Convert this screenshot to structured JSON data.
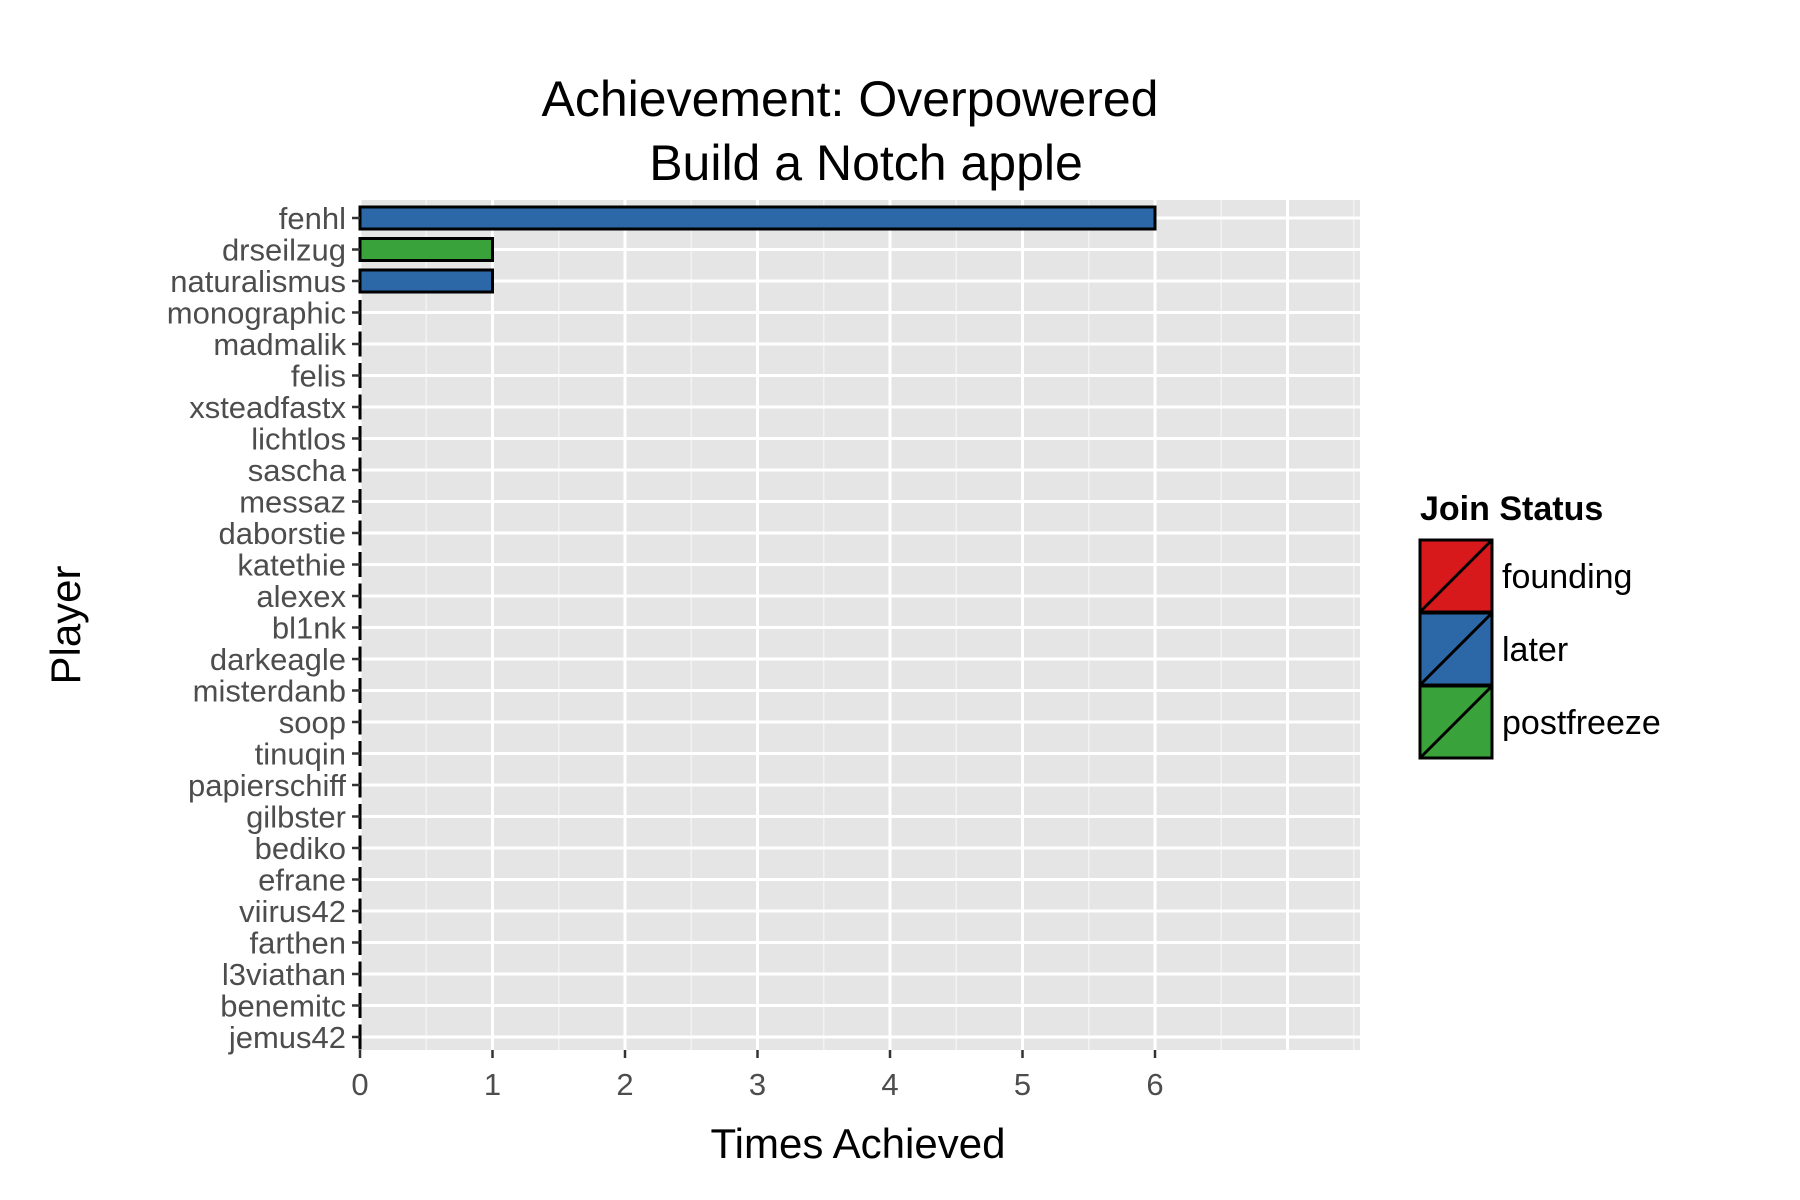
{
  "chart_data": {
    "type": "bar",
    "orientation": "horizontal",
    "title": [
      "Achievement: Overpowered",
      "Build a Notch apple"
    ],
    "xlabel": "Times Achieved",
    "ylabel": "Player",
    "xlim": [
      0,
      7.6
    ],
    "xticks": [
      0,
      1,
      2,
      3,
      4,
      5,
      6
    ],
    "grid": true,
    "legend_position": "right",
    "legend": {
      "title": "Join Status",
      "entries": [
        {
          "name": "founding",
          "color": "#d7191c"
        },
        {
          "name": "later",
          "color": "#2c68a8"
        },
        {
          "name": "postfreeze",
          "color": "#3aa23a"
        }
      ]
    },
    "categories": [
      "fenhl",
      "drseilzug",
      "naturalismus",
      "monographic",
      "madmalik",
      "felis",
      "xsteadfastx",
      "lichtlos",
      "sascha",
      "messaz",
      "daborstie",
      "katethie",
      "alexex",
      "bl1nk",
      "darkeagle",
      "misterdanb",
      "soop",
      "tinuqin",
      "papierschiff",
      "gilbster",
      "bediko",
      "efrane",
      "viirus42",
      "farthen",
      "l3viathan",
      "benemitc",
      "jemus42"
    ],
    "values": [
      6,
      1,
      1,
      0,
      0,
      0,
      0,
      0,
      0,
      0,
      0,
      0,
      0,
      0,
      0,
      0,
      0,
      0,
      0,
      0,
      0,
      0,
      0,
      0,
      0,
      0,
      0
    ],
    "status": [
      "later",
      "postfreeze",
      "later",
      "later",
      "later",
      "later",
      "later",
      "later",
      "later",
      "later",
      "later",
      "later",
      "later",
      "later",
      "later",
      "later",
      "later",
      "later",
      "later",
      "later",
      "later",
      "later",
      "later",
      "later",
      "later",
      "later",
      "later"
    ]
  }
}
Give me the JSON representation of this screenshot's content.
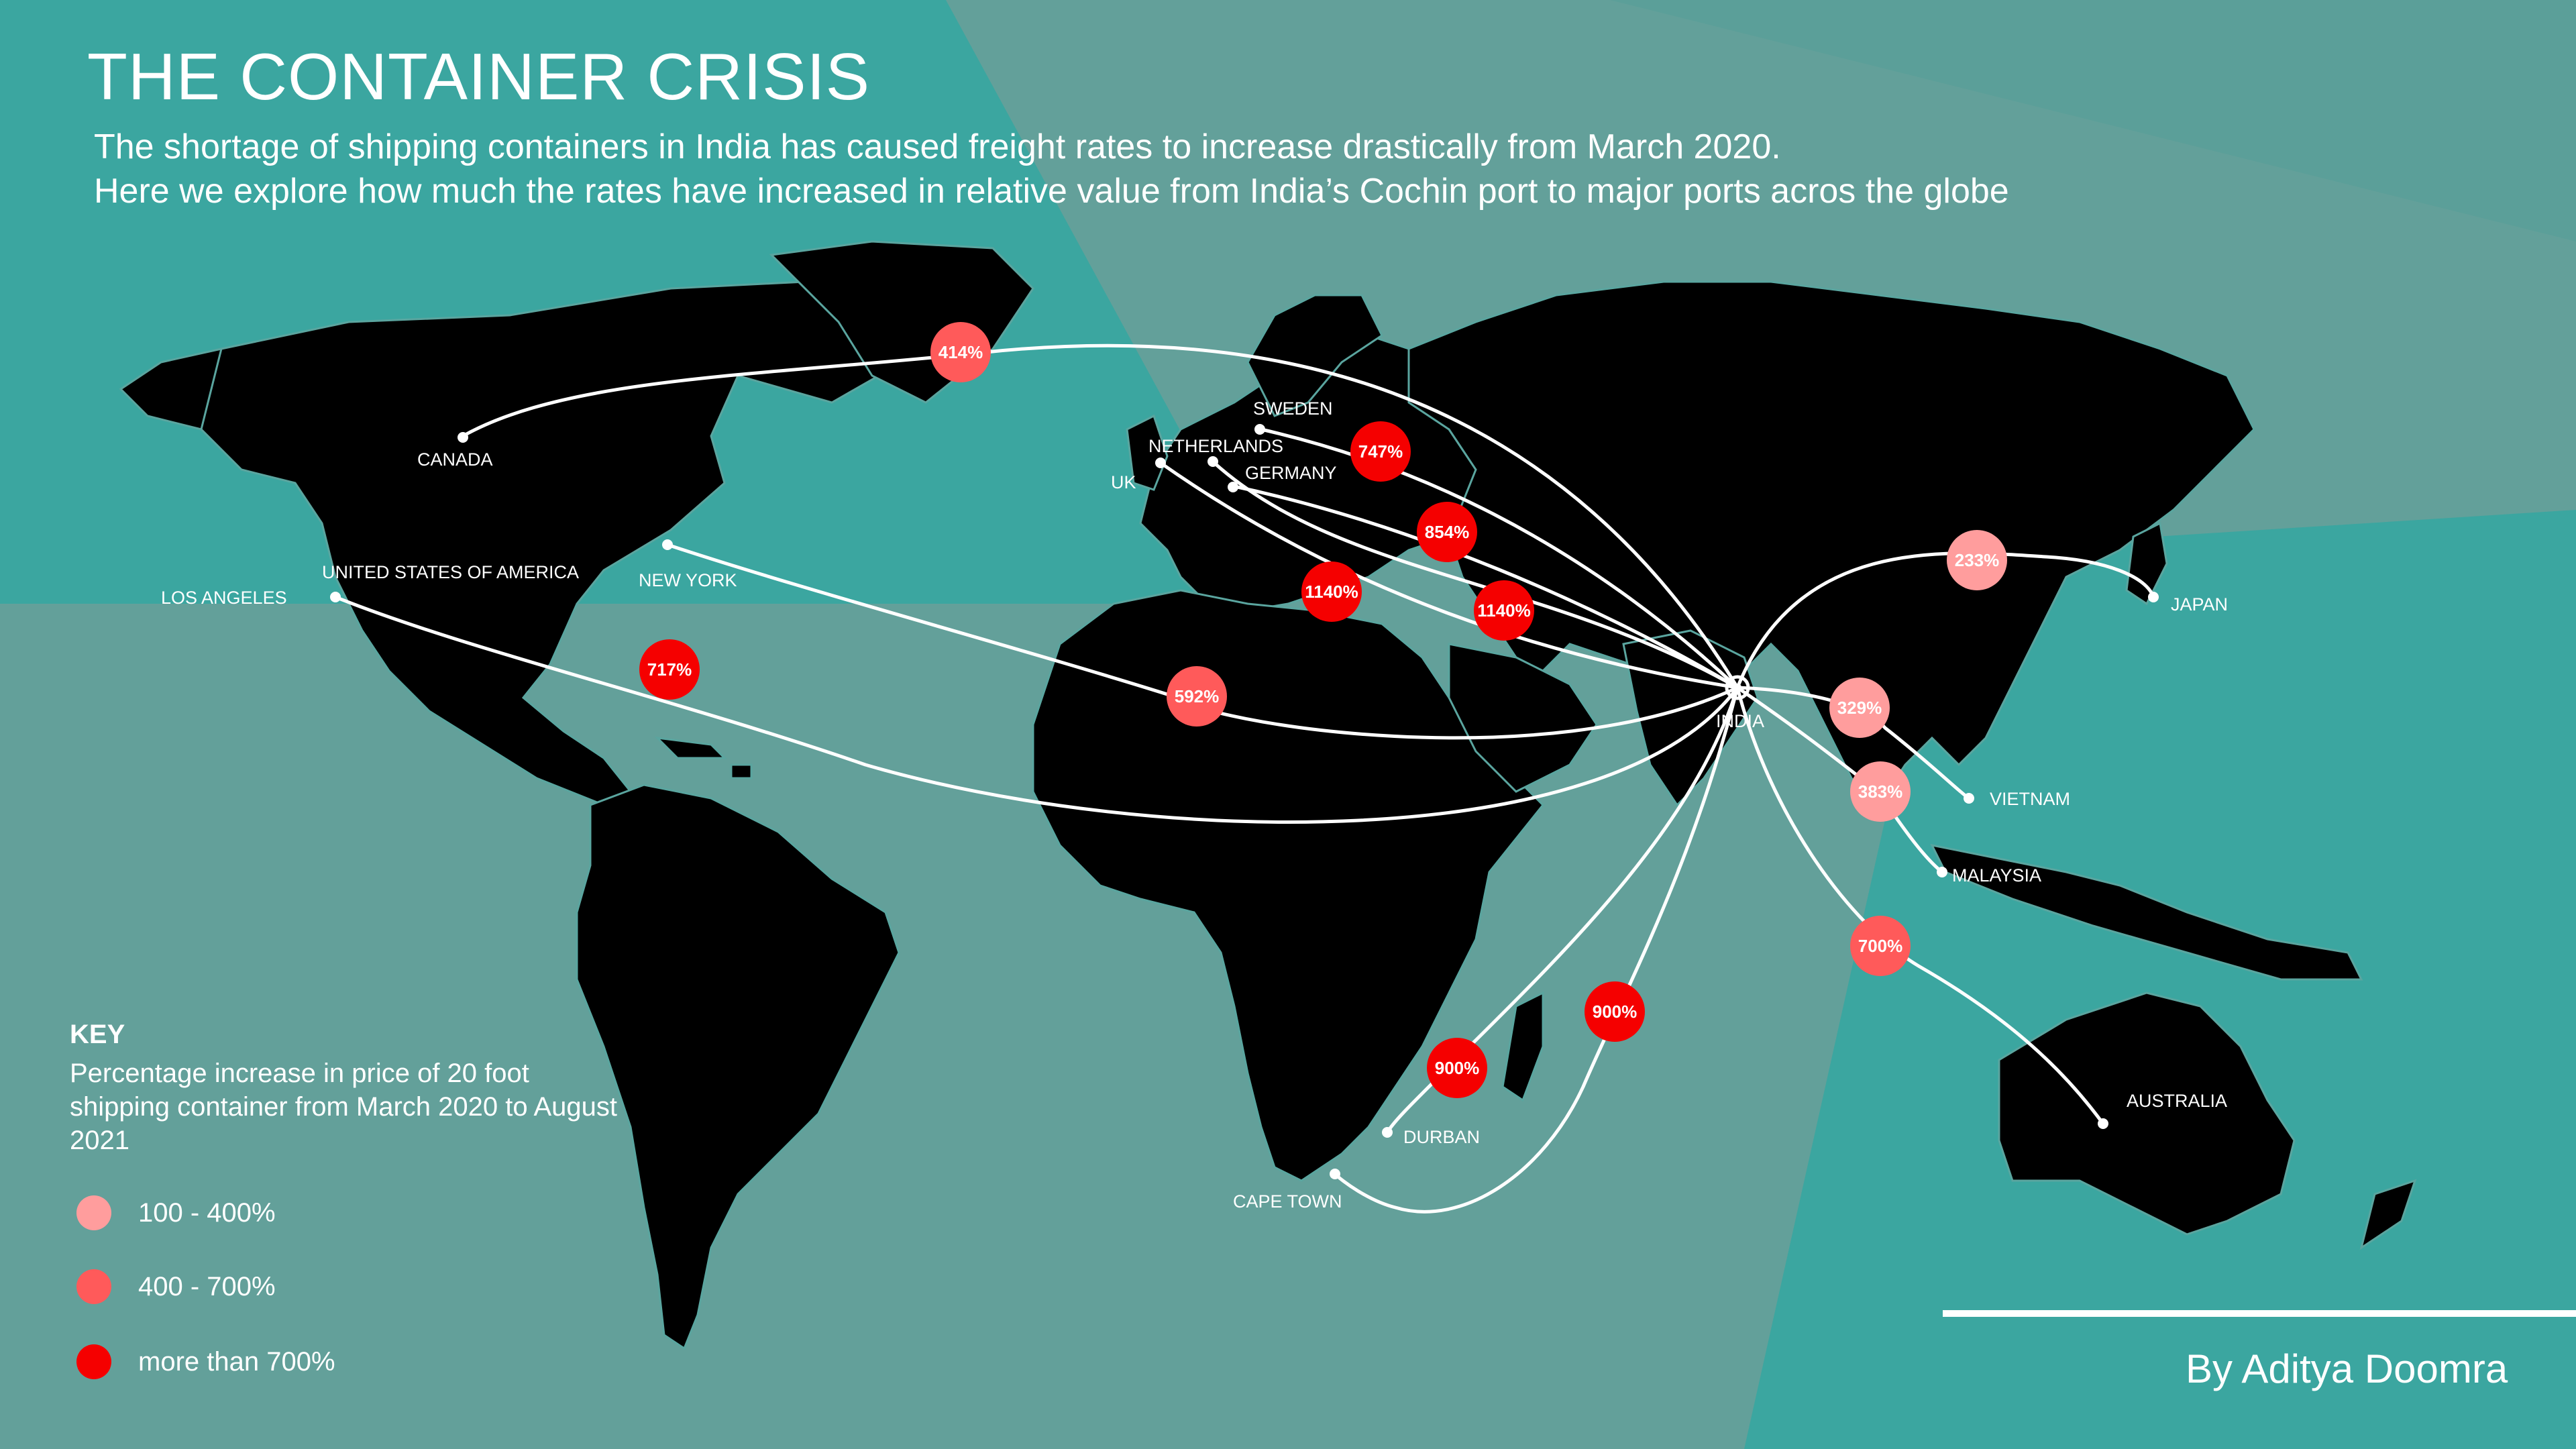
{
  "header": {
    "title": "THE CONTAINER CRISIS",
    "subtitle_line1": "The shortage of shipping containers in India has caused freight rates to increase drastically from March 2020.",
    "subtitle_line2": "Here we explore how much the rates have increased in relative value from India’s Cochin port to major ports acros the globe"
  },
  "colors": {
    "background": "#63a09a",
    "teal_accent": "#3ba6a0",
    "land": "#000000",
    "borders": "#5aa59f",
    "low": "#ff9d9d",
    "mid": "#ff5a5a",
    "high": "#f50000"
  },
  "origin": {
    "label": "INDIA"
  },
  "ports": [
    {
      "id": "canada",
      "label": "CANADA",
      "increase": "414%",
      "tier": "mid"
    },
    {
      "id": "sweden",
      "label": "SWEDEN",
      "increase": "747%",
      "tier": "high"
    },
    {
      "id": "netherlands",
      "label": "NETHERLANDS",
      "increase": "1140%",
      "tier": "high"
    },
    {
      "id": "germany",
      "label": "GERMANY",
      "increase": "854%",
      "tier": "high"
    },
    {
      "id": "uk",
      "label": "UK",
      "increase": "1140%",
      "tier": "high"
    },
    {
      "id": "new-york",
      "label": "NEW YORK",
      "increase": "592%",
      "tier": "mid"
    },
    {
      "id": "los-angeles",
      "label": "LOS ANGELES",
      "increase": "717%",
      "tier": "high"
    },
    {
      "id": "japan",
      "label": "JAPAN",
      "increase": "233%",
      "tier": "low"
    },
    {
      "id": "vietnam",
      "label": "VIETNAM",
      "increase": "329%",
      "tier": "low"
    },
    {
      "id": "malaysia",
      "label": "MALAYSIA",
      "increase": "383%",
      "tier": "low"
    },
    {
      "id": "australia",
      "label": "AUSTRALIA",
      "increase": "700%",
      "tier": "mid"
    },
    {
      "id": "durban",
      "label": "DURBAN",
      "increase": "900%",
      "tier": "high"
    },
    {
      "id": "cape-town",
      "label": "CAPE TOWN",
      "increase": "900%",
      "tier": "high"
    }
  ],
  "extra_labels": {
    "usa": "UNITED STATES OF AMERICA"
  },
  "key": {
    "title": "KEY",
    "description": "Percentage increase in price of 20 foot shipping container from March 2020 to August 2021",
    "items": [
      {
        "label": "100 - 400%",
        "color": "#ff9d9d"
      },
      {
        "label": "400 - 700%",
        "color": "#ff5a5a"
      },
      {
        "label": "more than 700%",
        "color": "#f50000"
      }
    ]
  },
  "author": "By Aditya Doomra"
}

Description of the task: Restate each line of the records exactly; pictures do not belong in the copy.

Written answer:
Convert this screenshot to structured JSON data.
{
  "chart_data": {
    "type": "bar",
    "orientation": "horizontal",
    "title": [
      "Achievement: Overpowered",
      "Build a Notch apple"
    ],
    "xlabel": "Times Achieved",
    "ylabel": "Player",
    "xlim": [
      0,
      7.6
    ],
    "xticks": [
      0,
      1,
      2,
      3,
      4,
      5,
      6
    ],
    "grid": true,
    "legend_position": "right",
    "legend": {
      "title": "Join Status",
      "entries": [
        {
          "name": "founding",
          "color": "#d7191c"
        },
        {
          "name": "later",
          "color": "#2c68a8"
        },
        {
          "name": "postfreeze",
          "color": "#3aa23a"
        }
      ]
    },
    "categories": [
      "fenhl",
      "drseilzug",
      "naturalismus",
      "monographic",
      "madmalik",
      "felis",
      "xsteadfastx",
      "lichtlos",
      "sascha",
      "messaz",
      "daborstie",
      "katethie",
      "alexex",
      "bl1nk",
      "darkeagle",
      "misterdanb",
      "soop",
      "tinuqin",
      "papierschiff",
      "gilbster",
      "bediko",
      "efrane",
      "viirus42",
      "farthen",
      "l3viathan",
      "benemitc",
      "jemus42"
    ],
    "values": [
      6,
      1,
      1,
      0,
      0,
      0,
      0,
      0,
      0,
      0,
      0,
      0,
      0,
      0,
      0,
      0,
      0,
      0,
      0,
      0,
      0,
      0,
      0,
      0,
      0,
      0,
      0
    ],
    "status": [
      "later",
      "postfreeze",
      "later",
      "later",
      "later",
      "later",
      "later",
      "later",
      "later",
      "later",
      "later",
      "later",
      "later",
      "later",
      "later",
      "later",
      "later",
      "later",
      "later",
      "later",
      "later",
      "later",
      "later",
      "later",
      "later",
      "later",
      "later"
    ]
  }
}
Give me the JSON representation of this screenshot's content.
{
  "header": {
    "title": "THE CONTAINER CRISIS",
    "subtitle_line1": "The shortage of shipping containers in India has caused freight rates to increase drastically from March 2020.",
    "subtitle_line2": "Here we explore how much the rates have increased in relative value from India’s Cochin port to major ports acros the globe"
  },
  "colors": {
    "background": "#63a09a",
    "teal_accent": "#3ba6a0",
    "land": "#000000",
    "borders": "#5aa59f",
    "low": "#ff9d9d",
    "mid": "#ff5a5a",
    "high": "#f50000"
  },
  "origin": {
    "label": "INDIA"
  },
  "ports": [
    {
      "id": "canada",
      "label": "CANADA",
      "increase": "414%",
      "tier": "mid"
    },
    {
      "id": "sweden",
      "label": "SWEDEN",
      "increase": "747%",
      "tier": "high"
    },
    {
      "id": "netherlands",
      "label": "NETHERLANDS",
      "increase": "1140%",
      "tier": "high"
    },
    {
      "id": "germany",
      "label": "GERMANY",
      "increase": "854%",
      "tier": "high"
    },
    {
      "id": "uk",
      "label": "UK",
      "increase": "1140%",
      "tier": "high"
    },
    {
      "id": "new-york",
      "label": "NEW YORK",
      "increase": "592%",
      "tier": "mid"
    },
    {
      "id": "los-angeles",
      "label": "LOS ANGELES",
      "increase": "717%",
      "tier": "high"
    },
    {
      "id": "japan",
      "label": "JAPAN",
      "increase": "233%",
      "tier": "low"
    },
    {
      "id": "vietnam",
      "label": "VIETNAM",
      "increase": "329%",
      "tier": "low"
    },
    {
      "id": "malaysia",
      "label": "MALAYSIA",
      "increase": "383%",
      "tier": "low"
    },
    {
      "id": "australia",
      "label": "AUSTRALIA",
      "increase": "700%",
      "tier": "mid"
    },
    {
      "id": "durban",
      "label": "DURBAN",
      "increase": "900%",
      "tier": "high"
    },
    {
      "id": "cape-town",
      "label": "CAPE TOWN",
      "increase": "900%",
      "tier": "high"
    }
  ],
  "extra_labels": {
    "usa": "UNITED STATES OF AMERICA"
  },
  "key": {
    "title": "KEY",
    "description": "Percentage increase in price of 20 foot shipping container from March 2020 to August 2021",
    "items": [
      {
        "label": "100 - 400%",
        "color": "#ff9d9d"
      },
      {
        "label": "400 - 700%",
        "color": "#ff5a5a"
      },
      {
        "label": "more than 700%",
        "color": "#f50000"
      }
    ]
  },
  "author": "By Aditya Doomra"
}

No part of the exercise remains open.